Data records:
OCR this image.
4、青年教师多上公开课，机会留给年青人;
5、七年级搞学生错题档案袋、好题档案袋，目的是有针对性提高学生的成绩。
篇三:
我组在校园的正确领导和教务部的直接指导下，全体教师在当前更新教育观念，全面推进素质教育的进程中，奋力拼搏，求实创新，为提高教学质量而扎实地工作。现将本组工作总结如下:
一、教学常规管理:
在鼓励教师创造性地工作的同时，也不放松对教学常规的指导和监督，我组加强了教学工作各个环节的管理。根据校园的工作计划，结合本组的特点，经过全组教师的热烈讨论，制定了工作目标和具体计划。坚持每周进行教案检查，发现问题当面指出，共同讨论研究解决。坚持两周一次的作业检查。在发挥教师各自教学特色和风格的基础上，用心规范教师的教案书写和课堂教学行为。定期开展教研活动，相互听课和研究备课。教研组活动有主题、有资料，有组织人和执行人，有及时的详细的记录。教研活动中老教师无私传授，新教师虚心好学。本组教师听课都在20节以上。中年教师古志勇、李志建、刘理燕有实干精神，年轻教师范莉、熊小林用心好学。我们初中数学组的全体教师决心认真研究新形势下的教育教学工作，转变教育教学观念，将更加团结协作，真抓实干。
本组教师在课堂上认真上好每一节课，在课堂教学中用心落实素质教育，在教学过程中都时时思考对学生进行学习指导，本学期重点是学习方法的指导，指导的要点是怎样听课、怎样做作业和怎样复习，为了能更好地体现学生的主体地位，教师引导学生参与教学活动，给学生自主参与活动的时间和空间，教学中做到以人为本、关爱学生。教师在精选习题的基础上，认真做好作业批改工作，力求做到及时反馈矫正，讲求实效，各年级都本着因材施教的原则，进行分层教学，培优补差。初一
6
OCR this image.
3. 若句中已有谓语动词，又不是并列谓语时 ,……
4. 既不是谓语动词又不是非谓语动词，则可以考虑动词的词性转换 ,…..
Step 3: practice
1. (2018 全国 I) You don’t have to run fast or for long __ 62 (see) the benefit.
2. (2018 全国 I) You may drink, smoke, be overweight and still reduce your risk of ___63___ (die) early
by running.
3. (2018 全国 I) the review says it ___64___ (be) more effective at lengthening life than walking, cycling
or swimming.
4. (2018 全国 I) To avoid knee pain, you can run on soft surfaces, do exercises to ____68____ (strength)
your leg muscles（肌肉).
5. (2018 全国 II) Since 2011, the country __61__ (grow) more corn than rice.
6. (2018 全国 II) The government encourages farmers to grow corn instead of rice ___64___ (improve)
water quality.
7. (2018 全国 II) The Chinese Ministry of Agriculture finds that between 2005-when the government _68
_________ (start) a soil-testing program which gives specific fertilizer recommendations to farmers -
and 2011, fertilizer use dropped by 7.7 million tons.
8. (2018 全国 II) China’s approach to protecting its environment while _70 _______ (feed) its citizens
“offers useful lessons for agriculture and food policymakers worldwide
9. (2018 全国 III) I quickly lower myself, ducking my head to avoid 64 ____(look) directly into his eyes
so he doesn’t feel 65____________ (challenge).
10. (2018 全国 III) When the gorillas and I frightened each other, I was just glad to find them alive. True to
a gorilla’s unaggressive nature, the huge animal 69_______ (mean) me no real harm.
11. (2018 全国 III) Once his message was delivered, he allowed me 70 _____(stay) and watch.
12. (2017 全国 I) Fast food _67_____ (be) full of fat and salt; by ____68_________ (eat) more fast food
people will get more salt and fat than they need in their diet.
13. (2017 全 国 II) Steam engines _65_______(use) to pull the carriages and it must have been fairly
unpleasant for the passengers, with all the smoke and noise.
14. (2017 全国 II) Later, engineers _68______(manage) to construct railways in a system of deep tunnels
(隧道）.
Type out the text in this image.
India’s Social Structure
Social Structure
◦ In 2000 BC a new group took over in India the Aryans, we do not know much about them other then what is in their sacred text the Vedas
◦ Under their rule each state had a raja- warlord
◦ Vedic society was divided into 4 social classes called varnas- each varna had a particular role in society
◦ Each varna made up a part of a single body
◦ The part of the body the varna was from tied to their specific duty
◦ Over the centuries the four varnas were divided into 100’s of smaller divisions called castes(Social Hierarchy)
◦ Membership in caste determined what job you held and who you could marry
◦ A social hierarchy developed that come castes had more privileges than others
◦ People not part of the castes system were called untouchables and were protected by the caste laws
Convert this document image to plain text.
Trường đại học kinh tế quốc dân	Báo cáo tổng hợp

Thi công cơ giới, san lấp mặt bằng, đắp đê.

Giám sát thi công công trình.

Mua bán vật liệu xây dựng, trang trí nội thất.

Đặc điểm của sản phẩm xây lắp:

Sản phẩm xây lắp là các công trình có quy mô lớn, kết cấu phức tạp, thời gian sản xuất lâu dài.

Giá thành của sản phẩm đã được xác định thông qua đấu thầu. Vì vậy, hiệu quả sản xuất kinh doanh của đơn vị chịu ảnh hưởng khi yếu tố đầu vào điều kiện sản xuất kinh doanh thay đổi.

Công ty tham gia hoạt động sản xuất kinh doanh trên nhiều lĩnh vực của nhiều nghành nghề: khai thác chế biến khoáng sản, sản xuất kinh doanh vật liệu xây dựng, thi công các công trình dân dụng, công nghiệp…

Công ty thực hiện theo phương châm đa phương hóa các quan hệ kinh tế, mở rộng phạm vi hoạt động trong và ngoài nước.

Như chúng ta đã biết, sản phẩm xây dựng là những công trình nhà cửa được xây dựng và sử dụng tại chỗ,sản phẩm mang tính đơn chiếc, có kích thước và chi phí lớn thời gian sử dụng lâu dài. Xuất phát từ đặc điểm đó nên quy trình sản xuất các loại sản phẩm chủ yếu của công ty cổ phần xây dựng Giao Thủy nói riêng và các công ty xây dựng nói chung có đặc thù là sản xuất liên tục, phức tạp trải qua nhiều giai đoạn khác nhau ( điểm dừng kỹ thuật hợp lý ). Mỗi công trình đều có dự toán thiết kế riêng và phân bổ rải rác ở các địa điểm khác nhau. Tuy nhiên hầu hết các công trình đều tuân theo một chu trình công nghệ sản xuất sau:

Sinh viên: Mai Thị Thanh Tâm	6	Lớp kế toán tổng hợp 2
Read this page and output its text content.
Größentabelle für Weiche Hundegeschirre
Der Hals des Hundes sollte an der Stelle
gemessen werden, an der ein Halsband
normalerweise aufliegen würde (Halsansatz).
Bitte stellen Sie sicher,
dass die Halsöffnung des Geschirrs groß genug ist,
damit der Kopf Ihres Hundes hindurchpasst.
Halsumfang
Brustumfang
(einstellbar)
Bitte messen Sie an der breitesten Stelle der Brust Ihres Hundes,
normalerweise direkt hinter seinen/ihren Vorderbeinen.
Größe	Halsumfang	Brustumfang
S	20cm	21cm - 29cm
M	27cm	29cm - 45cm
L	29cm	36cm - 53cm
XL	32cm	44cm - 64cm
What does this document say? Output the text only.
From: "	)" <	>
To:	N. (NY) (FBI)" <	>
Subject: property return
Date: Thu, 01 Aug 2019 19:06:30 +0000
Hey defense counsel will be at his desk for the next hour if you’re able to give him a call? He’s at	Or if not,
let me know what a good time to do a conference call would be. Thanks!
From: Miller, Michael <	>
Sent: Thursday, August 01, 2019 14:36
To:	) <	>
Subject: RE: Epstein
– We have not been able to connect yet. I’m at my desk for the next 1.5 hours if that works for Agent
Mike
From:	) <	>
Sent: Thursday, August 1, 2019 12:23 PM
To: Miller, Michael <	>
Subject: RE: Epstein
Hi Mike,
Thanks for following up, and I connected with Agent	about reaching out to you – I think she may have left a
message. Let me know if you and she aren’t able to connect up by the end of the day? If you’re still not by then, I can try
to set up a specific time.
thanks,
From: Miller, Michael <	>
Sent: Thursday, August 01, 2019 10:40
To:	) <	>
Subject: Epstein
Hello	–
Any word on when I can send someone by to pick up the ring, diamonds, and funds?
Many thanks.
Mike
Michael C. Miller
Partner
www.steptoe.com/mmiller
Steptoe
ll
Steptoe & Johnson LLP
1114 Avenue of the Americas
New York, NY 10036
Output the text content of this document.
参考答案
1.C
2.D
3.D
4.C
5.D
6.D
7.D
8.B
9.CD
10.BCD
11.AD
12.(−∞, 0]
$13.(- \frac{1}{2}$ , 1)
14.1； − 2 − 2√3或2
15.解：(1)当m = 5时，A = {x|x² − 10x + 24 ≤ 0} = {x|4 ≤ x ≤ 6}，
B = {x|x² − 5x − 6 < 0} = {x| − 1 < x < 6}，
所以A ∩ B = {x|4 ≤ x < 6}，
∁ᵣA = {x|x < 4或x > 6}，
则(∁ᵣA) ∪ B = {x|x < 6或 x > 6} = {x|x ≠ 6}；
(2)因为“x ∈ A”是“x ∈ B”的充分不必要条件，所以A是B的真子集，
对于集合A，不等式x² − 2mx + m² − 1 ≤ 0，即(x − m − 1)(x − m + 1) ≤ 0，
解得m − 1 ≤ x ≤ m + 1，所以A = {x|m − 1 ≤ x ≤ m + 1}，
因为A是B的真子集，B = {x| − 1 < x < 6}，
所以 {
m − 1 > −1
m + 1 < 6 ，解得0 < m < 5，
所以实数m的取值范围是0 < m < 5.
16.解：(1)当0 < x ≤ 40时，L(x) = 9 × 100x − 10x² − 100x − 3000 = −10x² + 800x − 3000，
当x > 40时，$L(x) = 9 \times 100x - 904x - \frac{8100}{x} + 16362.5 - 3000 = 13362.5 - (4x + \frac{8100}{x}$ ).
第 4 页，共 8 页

Instructions to follow -
Search the data for the string "phức" and copy each line where it appears.

Exercise solution -
Sản phẩm xây lắp là các công trình có quy mô lớn, kết cấu phức tạp, thời gian sản xuất lâu dài.
Như chúng ta đã biết, sản phẩm xây dựng là những công trình nhà cửa được xây dựng và sử dụng tại chỗ,sản phẩm mang tính đơn chiếc, có kích thước và chi phí lớn thời gian sử dụng lâu dài. Xuất phát từ đặc điểm đó nên quy trình sản xuất các loại sản phẩm chủ yếu của công ty cổ phần xây dựng Giao Thủy nói riêng và các công ty xây dựng nói chung có đặc thù là sản xuất liên tục, phức tạp trải qua nhiều giai đoạn khác nhau ( điểm dừng kỹ thuật hợp lý ). Mỗi công trình đều có dự toán thiết kế riêng và phân bổ rải rác ở các địa điểm khác nhau. Tuy nhiên hầu hết các công trình đều tuân theo một chu trình công nghệ sản xuất sau:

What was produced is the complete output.